**Materials provided**
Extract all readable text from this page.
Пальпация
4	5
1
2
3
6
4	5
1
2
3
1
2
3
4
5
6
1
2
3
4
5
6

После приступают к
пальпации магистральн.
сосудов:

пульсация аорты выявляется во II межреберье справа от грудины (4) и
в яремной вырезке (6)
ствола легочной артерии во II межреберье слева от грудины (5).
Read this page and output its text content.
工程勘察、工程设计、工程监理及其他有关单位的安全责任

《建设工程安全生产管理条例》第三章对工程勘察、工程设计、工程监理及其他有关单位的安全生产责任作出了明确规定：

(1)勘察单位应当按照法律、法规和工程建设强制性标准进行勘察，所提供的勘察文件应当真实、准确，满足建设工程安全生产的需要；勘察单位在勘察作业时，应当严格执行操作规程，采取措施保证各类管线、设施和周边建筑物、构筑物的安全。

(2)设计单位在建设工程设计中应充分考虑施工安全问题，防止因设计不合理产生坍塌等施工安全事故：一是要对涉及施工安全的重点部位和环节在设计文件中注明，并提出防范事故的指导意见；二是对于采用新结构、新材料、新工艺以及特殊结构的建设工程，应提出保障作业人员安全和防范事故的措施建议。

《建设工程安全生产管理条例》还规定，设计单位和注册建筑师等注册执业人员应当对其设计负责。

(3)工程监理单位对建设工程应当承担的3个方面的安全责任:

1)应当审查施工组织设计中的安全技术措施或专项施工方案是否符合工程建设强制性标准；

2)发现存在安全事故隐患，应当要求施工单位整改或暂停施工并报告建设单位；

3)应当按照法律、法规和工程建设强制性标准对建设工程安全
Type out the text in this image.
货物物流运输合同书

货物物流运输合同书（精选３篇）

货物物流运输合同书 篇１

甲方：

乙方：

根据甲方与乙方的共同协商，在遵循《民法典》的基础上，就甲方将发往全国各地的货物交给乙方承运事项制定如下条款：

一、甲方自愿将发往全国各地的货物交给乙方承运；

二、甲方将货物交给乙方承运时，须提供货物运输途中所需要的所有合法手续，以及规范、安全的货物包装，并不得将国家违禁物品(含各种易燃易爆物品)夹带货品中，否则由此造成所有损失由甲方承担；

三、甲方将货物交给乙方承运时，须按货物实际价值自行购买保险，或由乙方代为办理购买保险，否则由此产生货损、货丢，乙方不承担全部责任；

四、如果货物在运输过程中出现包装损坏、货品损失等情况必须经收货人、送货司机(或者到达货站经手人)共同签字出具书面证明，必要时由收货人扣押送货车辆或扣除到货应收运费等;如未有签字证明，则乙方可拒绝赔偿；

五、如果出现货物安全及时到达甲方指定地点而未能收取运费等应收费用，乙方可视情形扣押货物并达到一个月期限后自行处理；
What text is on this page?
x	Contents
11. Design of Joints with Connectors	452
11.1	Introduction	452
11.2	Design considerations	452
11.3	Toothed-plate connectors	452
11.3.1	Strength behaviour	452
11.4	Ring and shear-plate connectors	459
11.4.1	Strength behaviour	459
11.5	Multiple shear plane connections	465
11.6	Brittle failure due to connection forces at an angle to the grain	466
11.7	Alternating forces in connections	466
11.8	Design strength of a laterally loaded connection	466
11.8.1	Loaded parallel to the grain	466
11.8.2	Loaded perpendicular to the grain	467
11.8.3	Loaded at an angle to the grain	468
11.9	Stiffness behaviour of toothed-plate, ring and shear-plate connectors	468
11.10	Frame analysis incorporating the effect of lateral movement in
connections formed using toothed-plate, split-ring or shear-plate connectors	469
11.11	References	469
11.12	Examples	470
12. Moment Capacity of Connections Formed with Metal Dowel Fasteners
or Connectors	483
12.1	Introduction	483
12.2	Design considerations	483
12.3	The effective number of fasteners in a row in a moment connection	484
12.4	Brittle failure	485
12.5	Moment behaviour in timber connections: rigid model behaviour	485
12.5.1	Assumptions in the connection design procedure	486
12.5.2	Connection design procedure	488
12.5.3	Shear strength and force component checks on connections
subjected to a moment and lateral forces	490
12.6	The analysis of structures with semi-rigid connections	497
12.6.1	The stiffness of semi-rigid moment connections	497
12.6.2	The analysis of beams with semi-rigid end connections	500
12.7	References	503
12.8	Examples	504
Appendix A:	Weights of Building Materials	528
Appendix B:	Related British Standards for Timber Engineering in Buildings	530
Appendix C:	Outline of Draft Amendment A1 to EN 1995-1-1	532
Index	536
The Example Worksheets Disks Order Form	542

**Short task**
Reproduce the data in full, exactly as presented.

**Exercise output**
Extract all readable text from this page.
Пальпация
4	5
1
2
3
6
4	5
1
2
3
1
2
3
4
5
6
1
2
3
4
5
6

После приступают к
пальпации магистральн.
сосудов:

пульсация аорты выявляется во II межреберье справа от грудины (4) и
в яремной вырезке (6)
ствола легочной артерии во II межреберье слева от грудины (5).
Read this page and output its text content.
工程勘察、工程设计、工程监理及其他有关单位的安全责任

《建设工程安全生产管理条例》第三章对工程勘察、工程设计、工程监理及其他有关单位的安全生产责任作出了明确规定：

(1)勘察单位应当按照法律、法规和工程建设强制性标准进行勘察，所提供的勘察文件应当真实、准确，满足建设工程安全生产的需要；勘察单位在勘察作业时，应当严格执行操作规程，采取措施保证各类管线、设施和周边建筑物、构筑物的安全。

(2)设计单位在建设工程设计中应充分考虑施工安全问题，防止因设计不合理产生坍塌等施工安全事故：一是要对涉及施工安全的重点部位和环节在设计文件中注明，并提出防范事故的指导意见；二是对于采用新结构、新材料、新工艺以及特殊结构的建设工程，应提出保障作业人员安全和防范事故的措施建议。

《建设工程安全生产管理条例》还规定，设计单位和注册建筑师等注册执业人员应当对其设计负责。

(3)工程监理单位对建设工程应当承担的3个方面的安全责任:

1)应当审查施工组织设计中的安全技术措施或专项施工方案是否符合工程建设强制性标准；

2)发现存在安全事故隐患，应当要求施工单位整改或暂停施工并报告建设单位；

3)应当按照法律、法规和工程建设强制性标准对建设工程安全
Type out the text in this image.
货物物流运输合同书

货物物流运输合同书（精选３篇）

货物物流运输合同书 篇１

甲方：

乙方：

根据甲方与乙方的共同协商，在遵循《民法典》的基础上，就甲方将发往全国各地的货物交给乙方承运事项制定如下条款：

一、甲方自愿将发往全国各地的货物交给乙方承运；

二、甲方将货物交给乙方承运时，须提供货物运输途中所需要的所有合法手续，以及规范、安全的货物包装，并不得将国家违禁物品(含各种易燃易爆物品)夹带货品中，否则由此造成所有损失由甲方承担；

三、甲方将货物交给乙方承运时，须按货物实际价值自行购买保险，或由乙方代为办理购买保险，否则由此产生货损、货丢，乙方不承担全部责任；

四、如果货物在运输过程中出现包装损坏、货品损失等情况必须经收货人、送货司机(或者到达货站经手人)共同签字出具书面证明，必要时由收货人扣押送货车辆或扣除到货应收运费等;如未有签字证明，则乙方可拒绝赔偿；

五、如果出现货物安全及时到达甲方指定地点而未能收取运费等应收费用，乙方可视情形扣押货物并达到一个月期限后自行处理；
What text is on this page?
x	Contents
11. Design of Joints with Connectors	452
11.1	Introduction	452
11.2	Design considerations	452
11.3	Toothed-plate connectors	452
11.3.1	Strength behaviour	452
11.4	Ring and shear-plate connectors	459
11.4.1	Strength behaviour	459
11.5	Multiple shear plane connections	465
11.6	Brittle failure due to connection forces at an angle to the grain	466
11.7	Alternating forces in connections	466
11.8	Design strength of a laterally loaded connection	466
11.8.1	Loaded parallel to the grain	466
11.8.2	Loaded perpendicular to the grain	467
11.8.3	Loaded at an angle to the grain	468
11.9	Stiffness behaviour of toothed-plate, ring and shear-plate connectors	468
11.10	Frame analysis incorporating the effect of lateral movement in
connections formed using toothed-plate, split-ring or shear-plate connectors	469
11.11	References	469
11.12	Examples	470
12. Moment Capacity of Connections Formed with Metal Dowel Fasteners
or Connectors	483
12.1	Introduction	483
12.2	Design considerations	483
12.3	The effective number of fasteners in a row in a moment connection	484
12.4	Brittle failure	485
12.5	Moment behaviour in timber connections: rigid model behaviour	485
12.5.1	Assumptions in the connection design procedure	486
12.5.2	Connection design procedure	488
12.5.3	Shear strength and force component checks on connections
subjected to a moment and lateral forces	490
12.6	The analysis of structures with semi-rigid connections	497
12.6.1	The stiffness of semi-rigid moment connections	497
12.6.2	The analysis of beams with semi-rigid end connections	500
12.7	References	503
12.8	Examples	504
Appendix A:	Weights of Building Materials	528
Appendix B:	Related British Standards for Timber Engineering in Buildings	530
Appendix C:	Outline of Draft Amendment A1 to EN 1995-1-1	532
Index	536
The Example Worksheets Disks Order Form	542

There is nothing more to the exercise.